§ Data in this exercise:

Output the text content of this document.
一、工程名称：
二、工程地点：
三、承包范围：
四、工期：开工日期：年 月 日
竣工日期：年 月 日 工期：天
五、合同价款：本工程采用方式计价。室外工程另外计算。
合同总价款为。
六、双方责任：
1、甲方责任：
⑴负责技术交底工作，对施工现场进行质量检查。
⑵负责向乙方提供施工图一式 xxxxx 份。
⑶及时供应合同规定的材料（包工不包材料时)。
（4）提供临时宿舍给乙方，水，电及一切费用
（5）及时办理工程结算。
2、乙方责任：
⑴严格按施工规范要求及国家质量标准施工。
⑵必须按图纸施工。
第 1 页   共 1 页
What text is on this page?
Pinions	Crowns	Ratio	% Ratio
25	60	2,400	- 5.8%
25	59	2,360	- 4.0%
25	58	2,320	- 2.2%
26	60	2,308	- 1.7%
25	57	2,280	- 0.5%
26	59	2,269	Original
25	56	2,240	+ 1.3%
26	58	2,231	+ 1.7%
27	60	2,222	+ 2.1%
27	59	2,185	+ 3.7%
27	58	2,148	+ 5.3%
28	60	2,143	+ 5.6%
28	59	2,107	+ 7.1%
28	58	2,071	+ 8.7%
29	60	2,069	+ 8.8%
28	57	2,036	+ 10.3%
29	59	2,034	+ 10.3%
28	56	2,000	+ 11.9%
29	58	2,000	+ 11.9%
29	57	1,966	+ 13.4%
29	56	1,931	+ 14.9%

§ Objective:
Output the records above in their entirety, exactly.

§ Completed exercise:
Output the text content of this document.
一、工程名称：
二、工程地点：
三、承包范围：
四、工期：开工日期：年 月 日
竣工日期：年 月 日 工期：天
五、合同价款：本工程采用方式计价。室外工程另外计算。
合同总价款为。
六、双方责任：
1、甲方责任：
⑴负责技术交底工作，对施工现场进行质量检查。
⑵负责向乙方提供施工图一式 xxxxx 份。
⑶及时供应合同规定的材料（包工不包材料时)。
（4）提供临时宿舍给乙方，水，电及一切费用
（5）及时办理工程结算。
2、乙方责任：
⑴严格按施工规范要求及国家质量标准施工。
⑵必须按图纸施工。
第 1 页   共 1 页
What text is on this page?
Pinions	Crowns	Ratio	% Ratio
25	60	2,400	- 5.8%
25	59	2,360	- 4.0%
25	58	2,320	- 2.2%
26	60	2,308	- 1.7%
25	57	2,280	- 0.5%
26	59	2,269	Original
25	56	2,240	+ 1.3%
26	58	2,231	+ 1.7%
27	60	2,222	+ 2.1%
27	59	2,185	+ 3.7%
27	58	2,148	+ 5.3%
28	60	2,143	+ 5.6%
28	59	2,107	+ 7.1%
28	58	2,071	+ 8.7%
29	60	2,069	+ 8.8%
28	57	2,036	+ 10.3%
29	59	2,034	+ 10.3%
28	56	2,000	+ 11.9%
29	58	2,000	+ 11.9%
29	57	1,966	+ 13.4%
29	56	1,931	+ 14.9%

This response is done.